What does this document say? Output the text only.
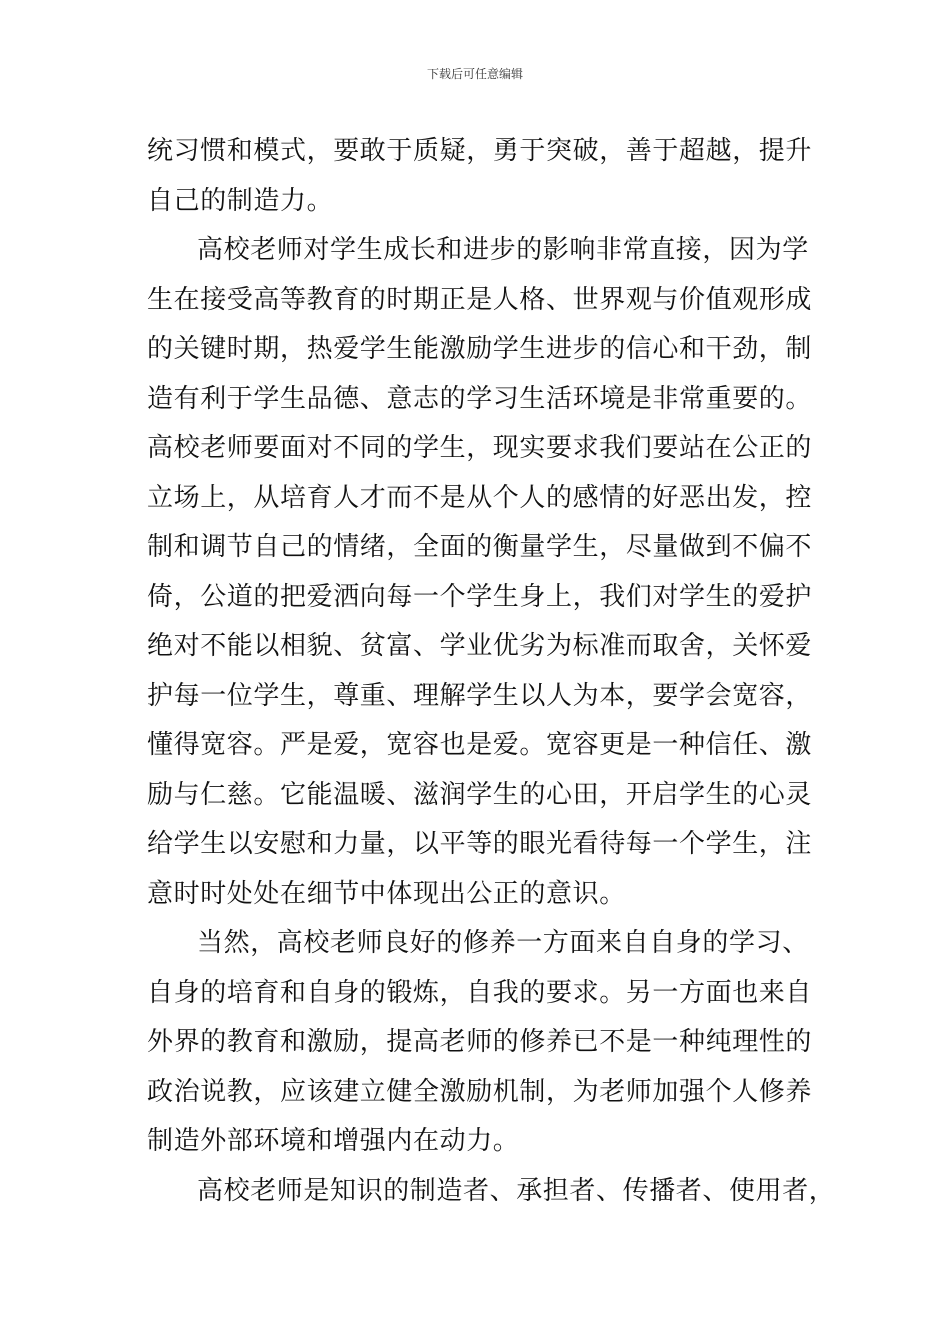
下载后可任意编辑
统习惯和模式，要敢于质疑，勇于突破，善于超越，提升
自己的制造力。
高校老师对学生成长和进步的影响非常直接，因为学
生在接受高等教育的时期正是人格、世界观与价值观形成
的关键时期，热爱学生能激励学生进步的信心和干劲，制
造有利于学生品德、意志的学习生活环境是非常重要的。
高校老师要面对不同的学生，现实要求我们要站在公正的
立场上，从培育人才而不是从个人的感情的好恶出发，控
制和调节自己的情绪，全面的衡量学生，尽量做到不偏不
倚，公道的把爱洒向每一个学生身上，我们对学生的爱护
绝对不能以相貌、贫富、学业优劣为标准而取舍，关怀爱
护每一位学生，尊重、理解学生以人为本，要学会宽容，
懂得宽容。严是爱，宽容也是爱。宽容更是一种信任、激
励与仁慈。它能温暖、滋润学生的心田，开启学生的心灵
给学生以安慰和力量，以平等的眼光看待每一个学生，注
意时时处处在细节中体现出公正的意识。
当然，高校老师良好的修养一方面来自自身的学习、
自身的培育和自身的锻炼，自我的要求。另一方面也来自
外界的教育和激励，提高老师的修养已不是一种纯理性的
政治说教，应该建立健全激励机制，为老师加强个人修养
制造外部环境和增强内在动力。
高校老师是知识的制造者、承担者、传播者、使用者，
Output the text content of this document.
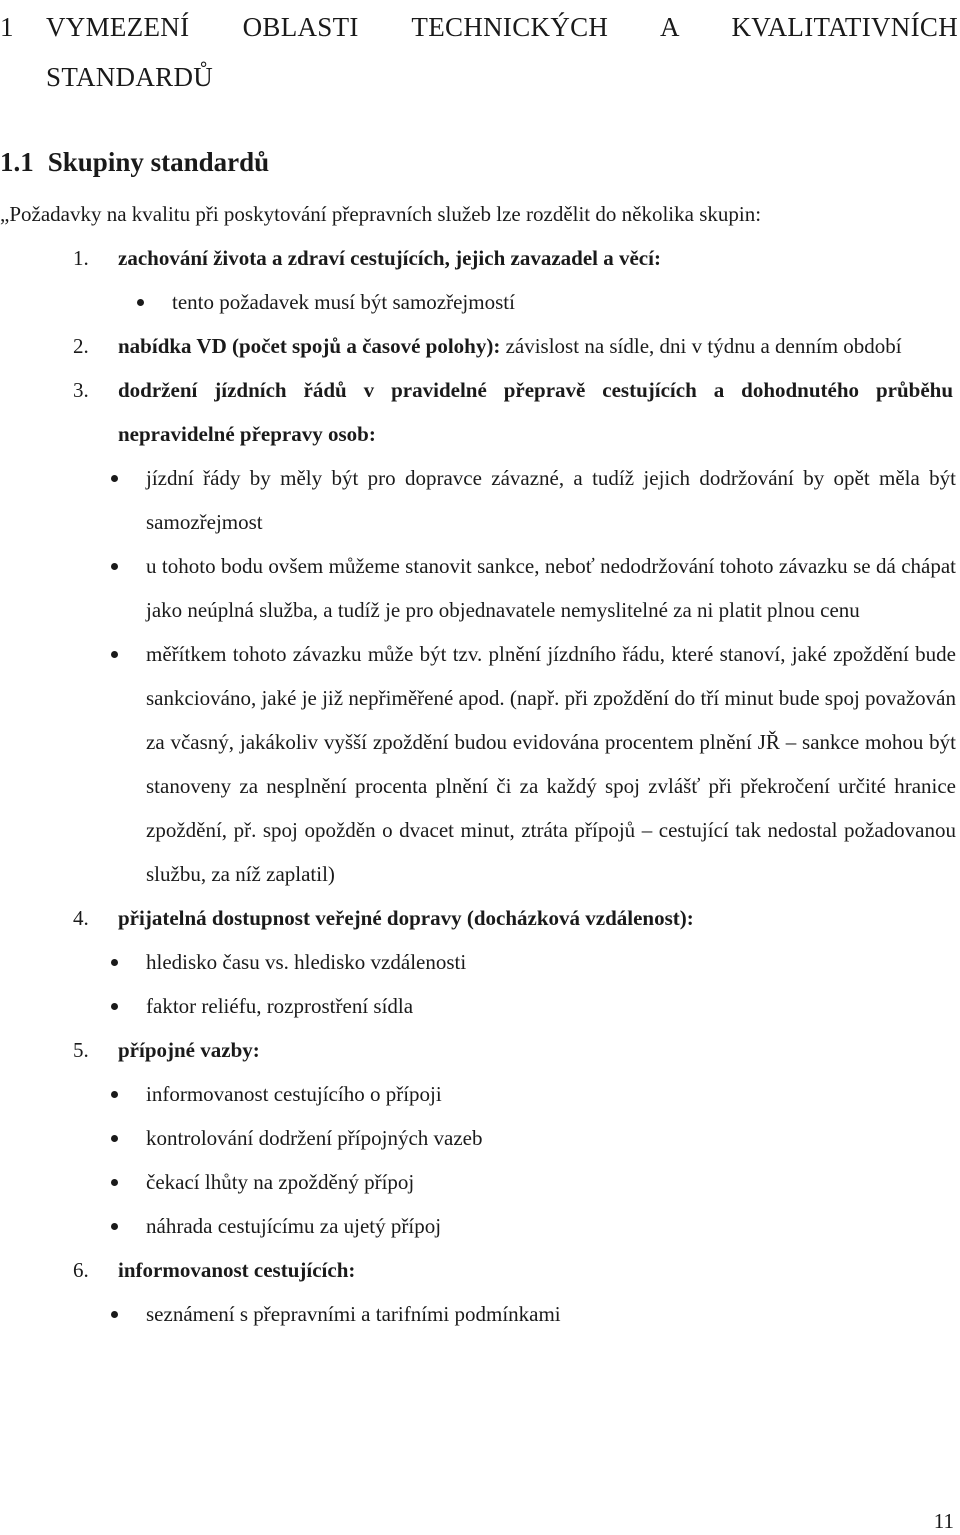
1 VYMEZENÍ OBLASTI TECHNICKÝCH A KVALITATIVNÍCH
STANDARDŮ
1.1 Skupiny standardů
„Požadavky na kvalitu při poskytování přepravních služeb lze rozdělit do několika skupin:
1. zachování života a zdraví cestujících, jejich zavazadel a věcí:
tento požadavek musí být samozřejmostí
2. nabídka VD (počet spojů a časové polohy): závislost na sídle, dni v týdnu a denním období
3. dodržení jízdních řádů v pravidelné přepravě cestujících a dohodnutého průběhu nepravidelné přepravy osob:
jízdní řády by měly být pro dopravce závazné, a tudíž jejich dodržování by opět měla být samozřejmost
u tohoto bodu ovšem můžeme stanovit sankce, neboť nedodržování tohoto závazku se dá chápat jako neúplná služba, a tudíž je pro objednavatele nemyslitelné za ni platit plnou cenu
měřítkem tohoto závazku může být tzv. plnění jízdního řádu, které stanoví, jaké zpoždění bude sankciováno, jaké je již nepřiměřené apod. (např. při zpoždění do tří minut bude spoj považován za včasný, jakákoliv vyšší zpoždění budou evidována procentem plnění JŘ – sankce mohou být stanoveny za nesplnění procenta plnění či za každý spoj zvlášť při překročení určité hranice zpoždění, př. spoj opožděn o dvacet minut, ztráta přípojů – cestující tak nedostal požadovanou službu, za níž zaplatil)
4. přijatelná dostupnost veřejné dopravy (docházková vzdálenost):
hledisko času vs. hledisko vzdálenosti
faktor reliéfu, rozprostření sídla
5. přípojné vazby:
informovanost cestujícího o přípoji
kontrolování dodržení přípojných vazeb
čekací lhůty na zpožděný přípoj
náhrada cestujícímu za ujetý přípoj
6. informovanost cestujících:
seznámení s přepravními a tarifními podmínkami
11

——————————

### Exercise
How many lines of these entries hold the string "tudíž"? Answer with the number alone.

### Finished answer
2